▶ [DATASET ENTRIES]
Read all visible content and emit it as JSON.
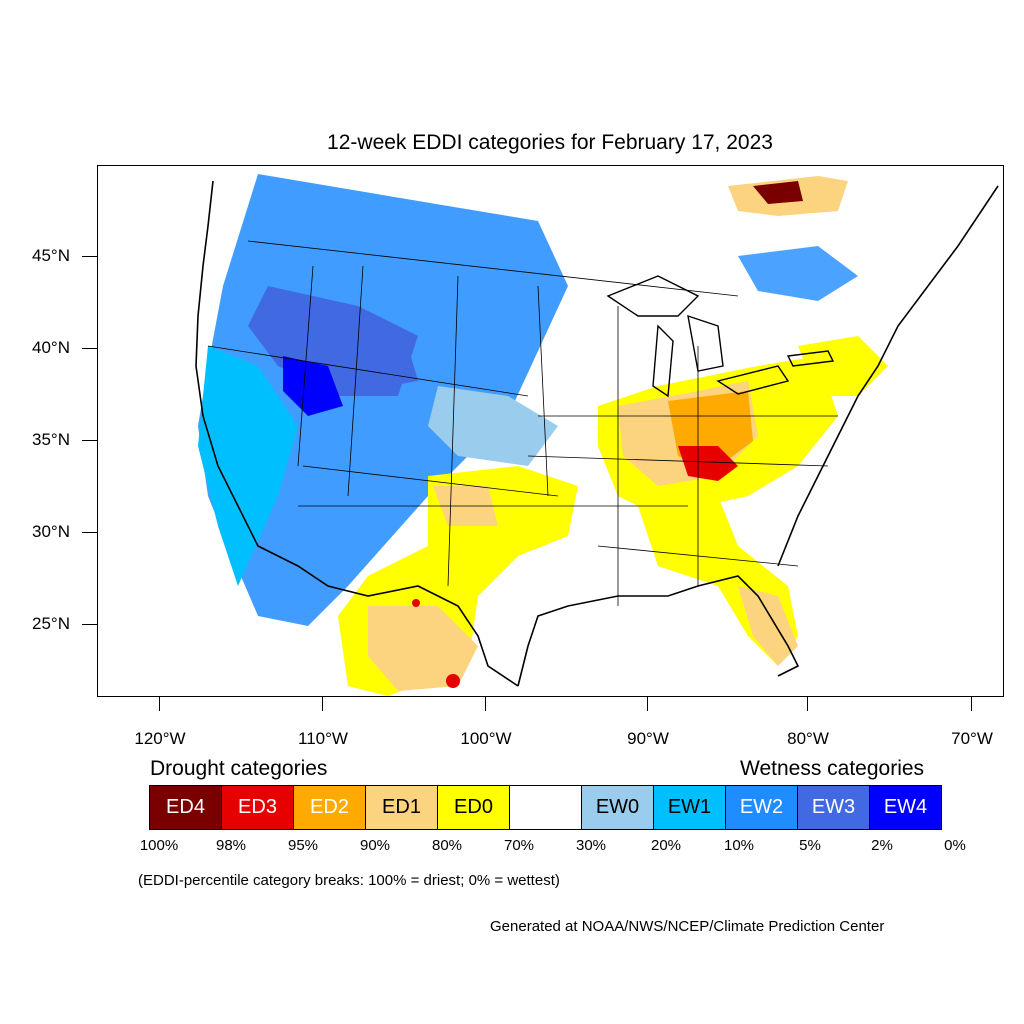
{
  "title": "12-week EDDI categories for February 17, 2023",
  "lat_labels": [
    "45°N",
    "40°N",
    "35°N",
    "30°N",
    "25°N"
  ],
  "lon_labels": [
    "120°W",
    "110°W",
    "100°W",
    "90°W",
    "80°W",
    "70°W"
  ],
  "legend": {
    "drought_heading": "Drought categories",
    "wetness_heading": "Wetness categories",
    "categories": [
      {
        "label": "ED4",
        "color": "#7a0000"
      },
      {
        "label": "ED3",
        "color": "#e60000"
      },
      {
        "label": "ED2",
        "color": "#ffaa00"
      },
      {
        "label": "ED1",
        "color": "#fcd37f"
      },
      {
        "label": "ED0",
        "color": "#ffff00"
      },
      {
        "label": "",
        "color": "#ffffff"
      },
      {
        "label": "EW0",
        "color": "#99cced"
      },
      {
        "label": "EW1",
        "color": "#00bfff"
      },
      {
        "label": "EW2",
        "color": "#1f8cff"
      },
      {
        "label": "EW3",
        "color": "#4169e1"
      },
      {
        "label": "EW4",
        "color": "#0000ff"
      }
    ],
    "percent_breaks": [
      "100%",
      "98%",
      "95%",
      "90%",
      "80%",
      "70%",
      "30%",
      "20%",
      "10%",
      "5%",
      "2%",
      "0%"
    ],
    "note": "(EDDI-percentile category breaks: 100% = driest; 0% = wettest)"
  },
  "credit": "Generated at NOAA/NWS/NCEP/Climate Prediction Center"
}
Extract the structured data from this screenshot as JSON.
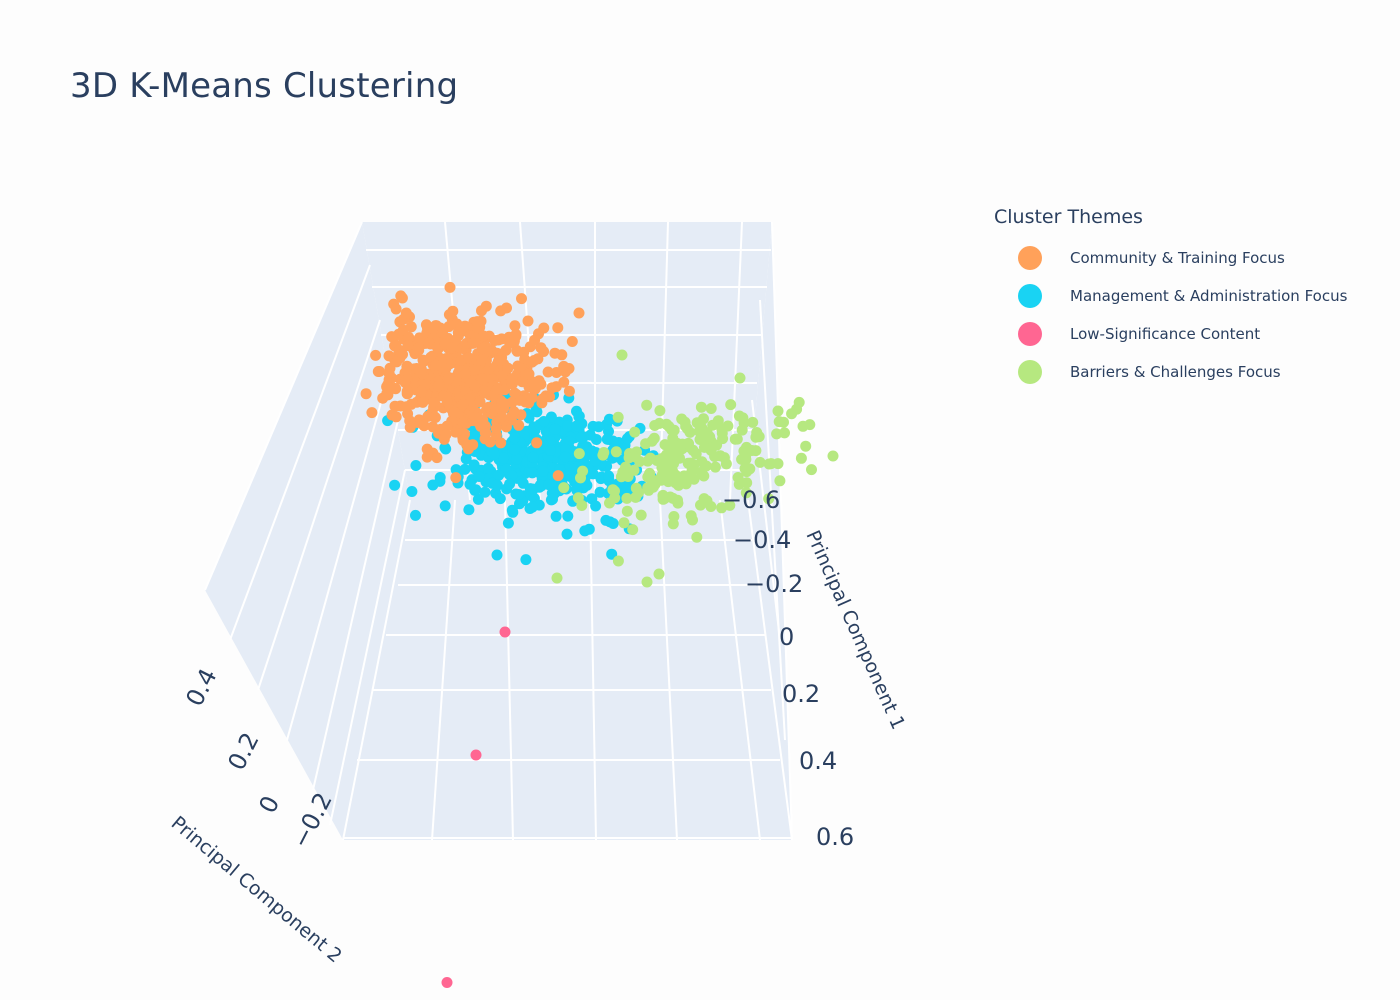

▶ [EXERCISE DETAILS] Pick out, from the lines above, every one that contains the string "JSON".

▶ [ANSWER FOR THIS EXERCISE]
Read all visible content and emit it as JSON.
Extract the structured data from this screenshot as JSON.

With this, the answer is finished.